Supplied material
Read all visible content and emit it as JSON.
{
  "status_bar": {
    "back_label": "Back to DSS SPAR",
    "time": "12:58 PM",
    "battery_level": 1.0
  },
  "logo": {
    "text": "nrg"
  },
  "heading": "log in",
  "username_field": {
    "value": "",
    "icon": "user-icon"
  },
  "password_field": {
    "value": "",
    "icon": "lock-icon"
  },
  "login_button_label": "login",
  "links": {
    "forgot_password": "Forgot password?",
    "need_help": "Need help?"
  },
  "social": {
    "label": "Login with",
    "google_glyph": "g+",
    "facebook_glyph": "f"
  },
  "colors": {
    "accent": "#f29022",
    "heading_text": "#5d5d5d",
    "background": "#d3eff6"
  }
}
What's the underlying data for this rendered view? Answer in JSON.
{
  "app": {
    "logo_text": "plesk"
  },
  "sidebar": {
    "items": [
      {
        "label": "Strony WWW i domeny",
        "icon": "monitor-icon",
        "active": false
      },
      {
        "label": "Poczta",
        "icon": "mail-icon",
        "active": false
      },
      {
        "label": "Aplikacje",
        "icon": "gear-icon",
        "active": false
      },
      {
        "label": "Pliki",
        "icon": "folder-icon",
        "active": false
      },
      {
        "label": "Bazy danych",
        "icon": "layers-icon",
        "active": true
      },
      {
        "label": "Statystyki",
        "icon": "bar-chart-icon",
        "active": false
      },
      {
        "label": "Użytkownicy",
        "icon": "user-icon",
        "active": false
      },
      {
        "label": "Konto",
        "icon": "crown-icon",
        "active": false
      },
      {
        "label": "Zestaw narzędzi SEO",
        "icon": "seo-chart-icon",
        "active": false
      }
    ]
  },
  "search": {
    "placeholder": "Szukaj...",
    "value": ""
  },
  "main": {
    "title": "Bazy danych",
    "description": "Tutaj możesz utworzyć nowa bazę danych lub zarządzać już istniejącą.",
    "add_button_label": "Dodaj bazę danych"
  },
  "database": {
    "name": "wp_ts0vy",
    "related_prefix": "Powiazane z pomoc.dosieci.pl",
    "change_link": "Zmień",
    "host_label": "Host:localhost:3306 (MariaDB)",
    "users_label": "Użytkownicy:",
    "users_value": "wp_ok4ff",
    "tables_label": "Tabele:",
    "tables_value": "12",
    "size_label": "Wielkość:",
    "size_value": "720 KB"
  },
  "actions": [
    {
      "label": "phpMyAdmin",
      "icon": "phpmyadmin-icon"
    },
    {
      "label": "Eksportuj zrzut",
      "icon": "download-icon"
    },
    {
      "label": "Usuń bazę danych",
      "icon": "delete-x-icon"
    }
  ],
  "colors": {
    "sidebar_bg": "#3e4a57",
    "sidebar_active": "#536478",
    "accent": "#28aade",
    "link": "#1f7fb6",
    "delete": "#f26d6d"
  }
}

Stated exercise
State the count of lines above containing the string "Bazy", and add nothing to it.

Answer below
2